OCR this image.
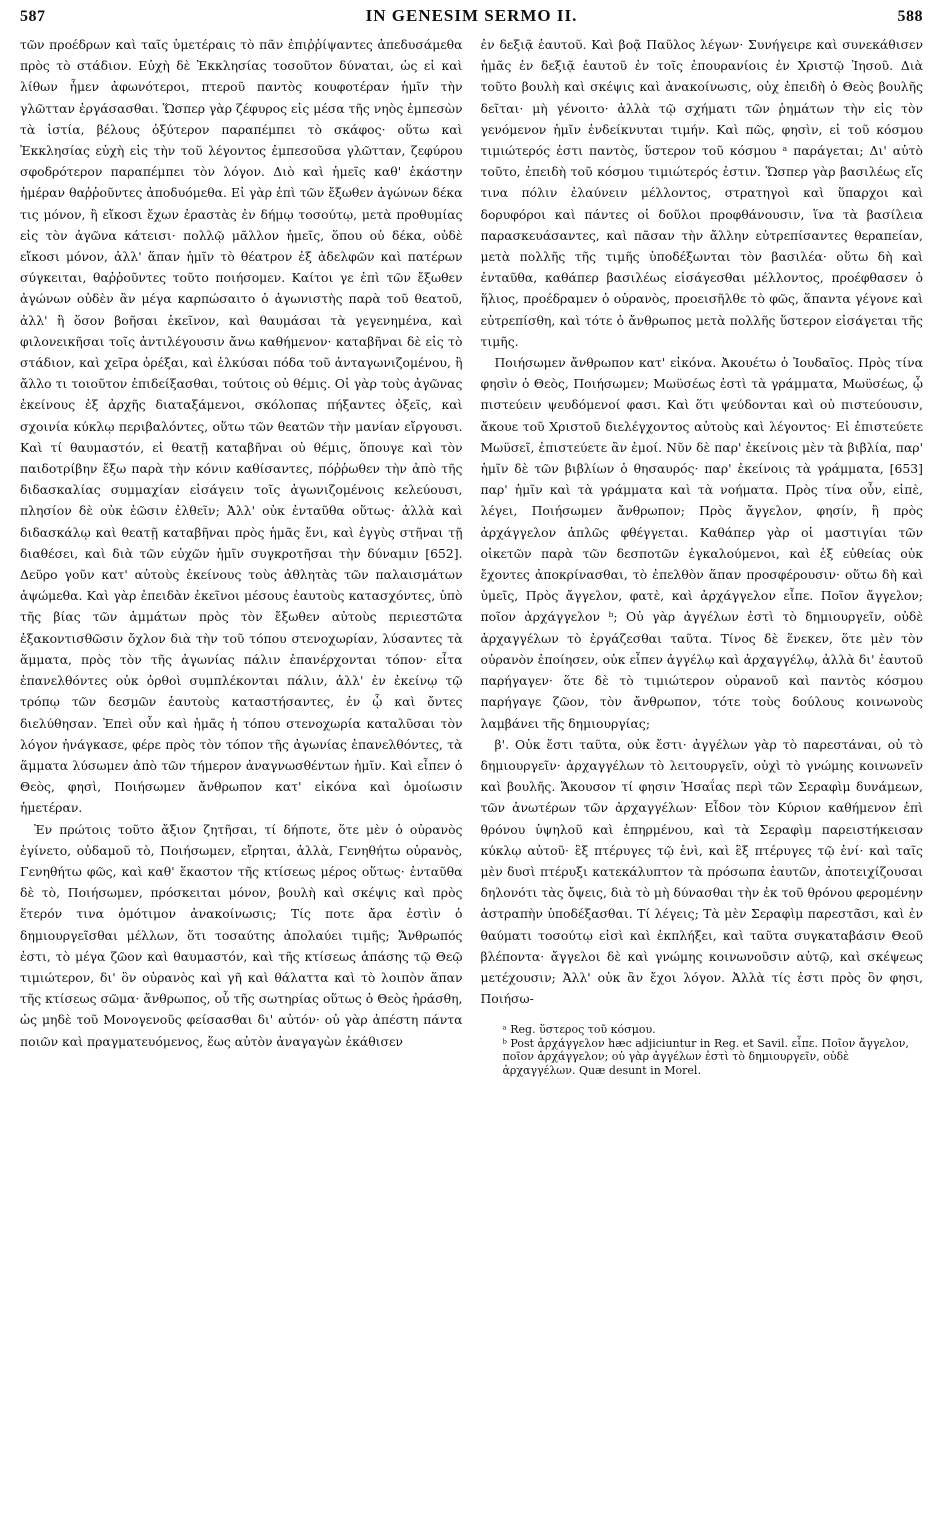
587	IN GENESIM SERMO II.	588

τῶν προέδρων καὶ ταῖς ὑμετέραις τὸ πᾶν ἐπιῤῥίψαντες ἀπεδυσάμεθα πρὸς τὸ στάδιον. Εὐχὴ δὲ Ἐκκλησίας τοσοῦτον δύναται, ὡς εἰ καὶ λίθων ἦμεν ἀφωνότεροι, πτεροῦ παντὸς κουφοτέραν ἡμῖν τὴν γλῶτταν ἐργάσασθαι. Ὥσπερ γὰρ ζέφυρος εἰς μέσα τῆς νηὸς ἐμπεσὼν τὰ ἱστία, βέλους ὀξύτερον παραπέμπει τὸ σκάφος· οὕτω καὶ Ἐκκλησίας εὐχὴ εἰς τὴν τοῦ λέγοντος ἐμπεσοῦσα γλῶτταν, ζεφύρου σφοδρότερον παραπέμπει τὸν λόγον. Διὸ καὶ ἡμεῖς καθ' ἑκάστην ἡμέραν θαῤῥοῦντες ἀποδυόμεθα. Εἰ γὰρ ἐπὶ τῶν ἔξωθεν ἀγώνων δέκα τις μόνον, ἢ εἴκοσι ἔχων ἐραστὰς ἐν δήμῳ τοσούτῳ, μετὰ προθυμίας εἰς τὸν ἀγῶνα κάτεισι· πολλῷ μᾶλλον ἡμεῖς, ὅπου οὐ δέκα, οὐδὲ εἴκοσι μόνον, ἀλλ' ἅπαν ἡμῖν τὸ θέατρον ἐξ ἀδελφῶν καὶ πατέρων σύγκειται, θαῤῥοῦντες τοῦτο ποιήσομεν. Καίτοι γε ἐπὶ τῶν ἔξωθεν ἀγώνων οὐδὲν ἂν μέγα καρπώσαιτο ὁ ἀγωνιστὴς παρὰ τοῦ θεατοῦ, ἀλλ' ἢ ὅσον βοῆσαι ἐκεῖνον, καὶ θαυμάσαι τὰ γεγενημένα, καὶ φιλονεικῆσαι τοῖς ἀντιλέγουσιν ἄνω καθήμενον· καταβῆναι δὲ εἰς τὸ στάδιον, καὶ χεῖρα ὀρέξαι, καὶ ἑλκύσαι πόδα τοῦ ἀνταγωνιζομένου, ἢ ἄλλο τι τοιοῦτον ἐπιδείξασθαι, τούτοις οὐ θέμις. Οἱ γὰρ τοὺς ἀγῶνας ἐκείνους ἐξ ἀρχῆς διαταξάμενοι, σκόλοπας πήξαντες ὀξεῖς, καὶ σχοινία κύκλῳ περιβαλόντες, οὕτω τῶν θεατῶν τὴν μανίαν εἴργουσι. Καὶ τί θαυμαστόν, εἰ θεατῇ καταβῆναι οὐ θέμις, ὅπουγε καὶ τὸν παιδοτρίβην ἔξω παρὰ τὴν κόνιν καθίσαντες, πόῤῥωθεν τὴν ἀπὸ τῆς διδασκαλίας συμμαχίαν εἰσάγειν τοῖς ἀγωνιζομένοις κελεύουσι, πλησίον δὲ οὐκ ἐῶσιν ἐλθεῖν; Ἀλλ' οὐκ ἐνταῦθα οὕτως· ἀλλὰ καὶ διδασκάλῳ καὶ θεατῇ καταβῆναι πρὸς ἡμᾶς ἔνι, καὶ ἐγγὺς στῆναι τῇ διαθέσει, καὶ διὰ τῶν εὐχῶν ἡμῖν συγκροτῆσαι τὴν δύναμιν [652]. Δεῦρο γοῦν κατ' αὐτοὺς ἐκείνους τοὺς ἀθλητὰς τῶν παλαισμάτων ἁψώμεθα. Καὶ γὰρ ἐπειδὰν ἐκεῖνοι μέσους ἑαυτοὺς κατασχόντες, ὑπὸ τῆς βίας τῶν ἁμμάτων πρὸς τὸν ἔξωθεν αὐτοὺς περιεστῶτα ἐξακοντισθῶσιν ὄχλον διὰ τὴν τοῦ τόπου στενοχωρίαν, λύσαντες τὰ ἅμματα, πρὸς τὸν τῆς ἀγωνίας πάλιν ἐπανέρχονται τόπον· εἶτα ἐπανελθόντες οὐκ ὀρθοὶ συμπλέκονται πάλιν, ἀλλ' ἐν ἐκείνῳ τῷ τρόπῳ τῶν δεσμῶν ἑαυτοὺς καταστήσαντες, ἐν ᾧ καὶ ὄντες διελύθησαν. Ἐπεὶ οὖν καὶ ἡμᾶς ἡ τόπου στενοχωρία καταλῦσαι τὸν λόγον ἠνάγκασε, φέρε πρὸς τὸν τόπον τῆς ἀγωνίας ἐπανελθόντες, τὰ ἅμματα λύσωμεν ἀπὸ τῶν τήμερον ἀναγνωσθέντων ἡμῖν. Καὶ εἶπεν ὁ Θεὸς, φησὶ, Ποιήσωμεν ἄνθρωπον κατ' εἰκόνα καὶ ὁμοίωσιν ἡμετέραν.

Ἐν πρώτοις τοῦτο ἄξιον ζητῆσαι, τί δήποτε, ὅτε μὲν ὁ οὐρανὸς ἐγίνετο, οὐδαμοῦ τὸ, Ποιήσωμεν, εἴρηται, ἀλλὰ, Γενηθήτω οὐρανὸς, Γενηθήτω φῶς, καὶ καθ' ἕκαστον τῆς κτίσεως μέρος οὕτως· ἐνταῦθα δὲ τὸ, Ποιήσωμεν, πρόσκειται μόνον, βουλὴ καὶ σκέψις καὶ πρὸς ἕτερόν τινα ὁμότιμον ἀνακοίνωσις; Τίς ποτε ἄρα ἐστὶν ὁ δημιουργεῖσθαι μέλλων, ὅτι τοσαύτης ἀπολαύει τιμῆς; Ἄνθρωπός ἐστι, τὸ μέγα ζῶον καὶ θαυμαστόν, καὶ τῆς κτίσεως ἁπάσης τῷ Θεῷ τιμιώτερον, δι' ὃν οὐρανὸς καὶ γῆ καὶ θάλαττα καὶ τὸ λοιπὸν ἅπαν τῆς κτίσεως σῶμα· ἄνθρωπος, οὗ τῆς σωτηρίας οὕτως ὁ Θεὸς ἠράσθη, ὡς μηδὲ τοῦ Μονογενοῦς φείσασθαι δι' αὐτόν· οὐ γὰρ ἀπέστη πάντα ποιῶν καὶ πραγματευόμενος, ἕως αὐτὸν ἀναγαγὼν ἐκάθισεν

ἐν δεξιᾷ ἑαυτοῦ. Καὶ βοᾷ Παῦλος λέγων· Συνήγειρε καὶ συνεκάθισεν ἡμᾶς ἐν δεξιᾷ ἑαυτοῦ ἐν τοῖς ἐπουρανίοις ἐν Χριστῷ Ἰησοῦ. Διὰ τοῦτο βουλὴ καὶ σκέψις καὶ ἀνακοίνωσις, οὐχ ἐπειδὴ ὁ Θεὸς βουλῆς δεῖται· μὴ γένοιτο· ἀλλὰ τῷ σχήματι τῶν ῥημάτων τὴν εἰς τὸν γενόμενον ἡμῖν ἐνδείκνυται τιμήν. Καὶ πῶς, φησὶν, εἰ τοῦ κόσμου τιμιώτερός ἐστι παντὸς, ὕστερον τοῦ κόσμου ᵃ παράγεται; Δι' αὐτὸ τοῦτο, ἐπειδὴ τοῦ κόσμου τιμιώτερός ἐστιν. Ὥσπερ γὰρ βασιλέως εἴς τινα πόλιν ἐλαύνειν μέλλοντος, στρατηγοὶ καὶ ὕπαρχοι καὶ δορυφόροι καὶ πάντες οἱ δοῦλοι προφθάνουσιν, ἵνα τὰ βασίλεια παρασκευάσαντες, καὶ πᾶσαν τὴν ἄλλην εὐτρεπίσαντες θεραπείαν, μετὰ πολλῆς τῆς τιμῆς ὑποδέξωνται τὸν βασιλέα· οὕτω δὴ καὶ ἐνταῦθα, καθάπερ βασιλέως εἰσάγεσθαι μέλλοντος, προέφθασεν ὁ ἥλιος, προέδραμεν ὁ οὐρανὸς, προεισῆλθε τὸ φῶς, ἅπαντα γέγονε καὶ εὐτρεπίσθη, καὶ τότε ὁ ἄνθρωπος μετὰ πολλῆς ὕστερον εἰσάγεται τῆς τιμῆς.

Ποιήσωμεν ἄνθρωπον κατ' εἰκόνα. Ἀκουέτω ὁ Ἰουδαῖος. Πρὸς τίνα φησὶν ὁ Θεὸς, Ποιήσωμεν; Μωϋσέως ἐστὶ τὰ γράμματα, Μωϋσέως, ᾧ πιστεύειν ψευδόμενοί φασι. Καὶ ὅτι ψεύδονται καὶ οὐ πιστεύουσιν, ἄκουε τοῦ Χριστοῦ διελέγχοντος αὐτοὺς καὶ λέγοντος· Εἰ ἐπιστεύετε Μωϋσεῖ, ἐπιστεύετε ἂν ἐμοί. Νῦν δὲ παρ' ἐκείνοις μὲν τὰ βιβλία, παρ' ἡμῖν δὲ τῶν βιβλίων ὁ θησαυρός· παρ' ἐκείνοις τὰ γράμματα, [653] παρ' ἡμῖν καὶ τὰ γράμματα καὶ τὰ νοήματα. Πρὸς τίνα οὖν, εἰπὲ, λέγει, Ποιήσωμεν ἄνθρωπον; Πρὸς ἄγγελον, φησίν, ἢ πρὸς ἀρχάγγελον ἁπλῶς φθέγγεται. Καθάπερ γὰρ οἱ μαστιγίαι τῶν οἰκετῶν παρὰ τῶν δεσποτῶν ἐγκαλούμενοι, καὶ ἐξ εὐθείας οὐκ ἔχοντες ἀποκρίνασθαι, τὸ ἐπελθὸν ἅπαν προσφέρουσιν· οὕτω δὴ καὶ ὑμεῖς, Πρὸς ἄγγελον, φατὲ, καὶ ἀρχάγγελον εἶπε. Ποῖον ἄγγελον; ποῖον ἀρχάγγελον ᵇ; Οὐ γὰρ ἀγγέλων ἐστὶ τὸ δημιουργεῖν, οὐδὲ ἀρχαγγέλων τὸ ἐργάζεσθαι ταῦτα. Τίνος δὲ ἕνεκεν, ὅτε μὲν τὸν οὐρανὸν ἐποίησεν, οὐκ εἶπεν ἀγγέλῳ καὶ ἀρχαγγέλῳ, ἀλλὰ δι' ἑαυτοῦ παρήγαγεν· ὅτε δὲ τὸ τιμιώτερον οὐρανοῦ καὶ παντὸς κόσμου παρήγαγε ζῶον, τὸν ἄνθρωπον, τότε τοὺς δούλους κοινωνοὺς λαμβάνει τῆς δημιουργίας;

β'. Οὐκ ἔστι ταῦτα, οὐκ ἔστι· ἀγγέλων γὰρ τὸ παρεστάναι, οὐ τὸ δημιουργεῖν· ἀρχαγγέλων τὸ λειτουργεῖν, οὐχὶ τὸ γνώμης κοινωνεῖν καὶ βουλῆς. Ἄκουσον τί φησιν Ἡσαΐας περὶ τῶν Σεραφὶμ δυνάμεων, τῶν ἀνωτέρων τῶν ἀρχαγγέλων· Εἶδον τὸν Κύριον καθήμενον ἐπὶ θρόνου ὑψηλοῦ καὶ ἐπηρμένου, καὶ τὰ Σεραφὶμ παρειστήκεισαν κύκλῳ αὐτοῦ· ἓξ πτέρυγες τῷ ἑνὶ, καὶ ἓξ πτέρυγες τῷ ἑνί· καὶ ταῖς μὲν δυσὶ πτέρυξι κατεκάλυπτον τὰ πρόσωπα ἑαυτῶν, ἀποτειχίζουσαι δηλονότι τὰς ὄψεις, διὰ τὸ μὴ δύνασθαι τὴν ἐκ τοῦ θρόνου φερομένην ἀστραπὴν ὑποδέξασθαι. Τί λέγεις; Τὰ μὲν Σεραφὶμ παρεστᾶσι, καὶ ἐν θαύματι τοσούτῳ εἰσὶ καὶ ἐκπλήξει, καὶ ταῦτα συγκαταβάσιν Θεοῦ βλέποντα· ἄγγελοι δὲ καὶ γνώμης κοινωνοῦσιν αὐτῷ, καὶ σκέψεως μετέχουσιν; Ἀλλ' οὐκ ἂν ἔχοι λόγον. Ἀλλὰ τίς ἐστι πρὸς ὃν φησι, Ποιήσω-

ᵃ Reg. ὕστερος τοῦ κόσμου.
ᵇ Post ἀρχάγγελον hæc adjiciuntur in Reg. et Savil. εἶπε. Ποῖον ἄγγελον, ποῖον ἀρχάγγελον; οὐ γὰρ ἀγγέλων ἐστὶ τὸ δημιουργεῖν, οὐδὲ ἀρχαγγέλων. Quæ desunt in Morel.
........
* _WHAT THE TASK ASKS_: Whenever a line of the entries contains the string "ἄγγελον", copy that line.

* _RESPONSE TO THE TASK_:
Ποιήσωμεν ἄνθρωπον κατ' εἰκόνα. Ἀκουέτω ὁ Ἰουδαῖος. Πρὸς τίνα φησὶν ὁ Θεὸς, Ποιήσωμεν; Μωϋσέως ἐστὶ τὰ γράμματα, Μωϋσέως, ᾧ πιστεύειν ψευδόμενοί φασι. Καὶ ὅτι ψεύδονται καὶ οὐ πιστεύουσιν, ἄκουε τοῦ Χριστοῦ διελέγχοντος αὐτοὺς καὶ λέγοντος· Εἰ ἐπιστεύετε Μωϋσεῖ, ἐπιστεύετε ἂν ἐμοί. Νῦν δὲ παρ' ἐκείνοις μὲν τὰ βιβλία, παρ' ἡμῖν δὲ τῶν βιβλίων ὁ θησαυρός· παρ' ἐκείνοις τὰ γράμματα, [653] παρ' ἡμῖν καὶ τὰ γράμματα καὶ τὰ νοήματα. Πρὸς τίνα οὖν, εἰπὲ, λέγει, Ποιήσωμεν ἄνθρωπον; Πρὸς ἄγγελον, φησίν, ἢ πρὸς ἀρχάγγελον ἁπλῶς φθέγγεται. Καθάπερ γὰρ οἱ μαστιγίαι τῶν οἰκετῶν παρὰ τῶν δεσποτῶν ἐγκαλούμενοι, καὶ ἐξ εὐθείας οὐκ ἔχοντες ἀποκρίνασθαι, τὸ ἐπελθὸν ἅπαν προσφέρουσιν· οὕτω δὴ καὶ ὑμεῖς, Πρὸς ἄγγελον, φατὲ, καὶ ἀρχάγγελον εἶπε. Ποῖον ἄγγελον; ποῖον ἀρχάγγελον ᵇ; Οὐ γὰρ ἀγγέλων ἐστὶ τὸ δημιουργεῖν, οὐδὲ ἀρχαγγέλων τὸ ἐργάζεσθαι ταῦτα. Τίνος δὲ ἕνεκεν, ὅτε μὲν τὸν οὐρανὸν ἐποίησεν, οὐκ εἶπεν ἀγγέλῳ καὶ ἀρχαγγέλῳ, ἀλλὰ δι' ἑαυτοῦ παρήγαγεν· ὅτε δὲ τὸ τιμιώτερον οὐρανοῦ καὶ παντὸς κόσμου παρήγαγε ζῶον, τὸν ἄνθρωπον, τότε τοὺς δούλους κοινωνοὺς λαμβάνει τῆς δημιουργίας;
ᵇ Post ἀρχάγγελον hæc adjiciuntur in Reg. et Savil. εἶπε. Ποῖον ἄγγελον, ποῖον ἀρχάγγελον; οὐ γὰρ ἀγγέλων ἐστὶ τὸ δημιουργεῖν, οὐδὲ ἀρχαγγέλων. Quæ desunt in Morel.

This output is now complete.